### Given records
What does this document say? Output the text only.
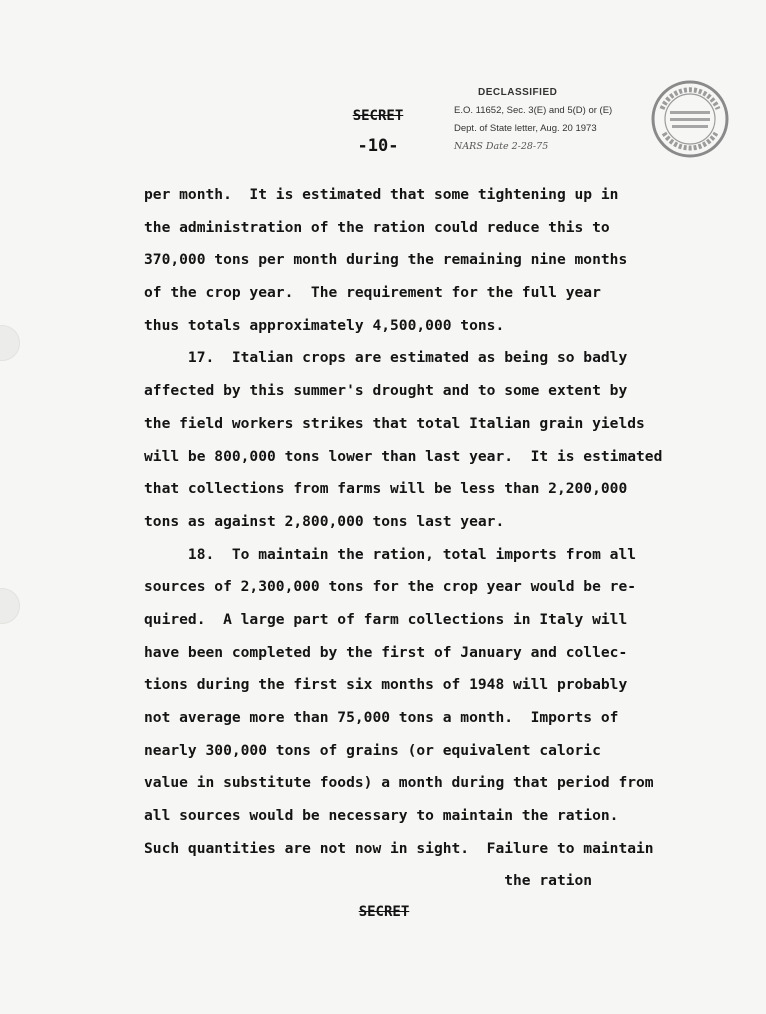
SECRET
-10-
DECLASSIFIED
E.O. 11652, Sec. 3(E) and 5(D) or (E)
Dept. of State letter, Aug. 20 1973
NARS Date 2-28-75
per month.  It is estimated that some tightening up in
the administration of the ration could reduce this to
370,000 tons per month during the remaining nine months
of the crop year.  The requirement for the full year
thus totals approximately 4,500,000 tons.
17.  Italian crops are estimated as being so badly
affected by this summer's drought and to some extent by
the field workers strikes that total Italian grain yields
will be 800,000 tons lower than last year.  It is estimated
that collections from farms will be less than 2,200,000
tons as against 2,800,000 tons last year.
18.  To maintain the ration, total imports from all
sources of 2,300,000 tons for the crop year would be re-
quired.  A large part of farm collections in Italy will
have been completed by the first of January and collec-
tions during the first six months of 1948 will probably
not average more than 75,000 tons a month.  Imports of
nearly 300,000 tons of grains (or equivalent caloric
value in substitute foods) a month during that period from
all sources would be necessary to maintain the ration.
Such quantities are not now in sight.  Failure to maintain
the ration
SECRET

### The task
Collect every line with the string "maintain" from the records, and copy each.

### Solved exercise
18.  To maintain the ration, total imports from all
all sources would be necessary to maintain the ration.
Such quantities are not now in sight.  Failure to maintain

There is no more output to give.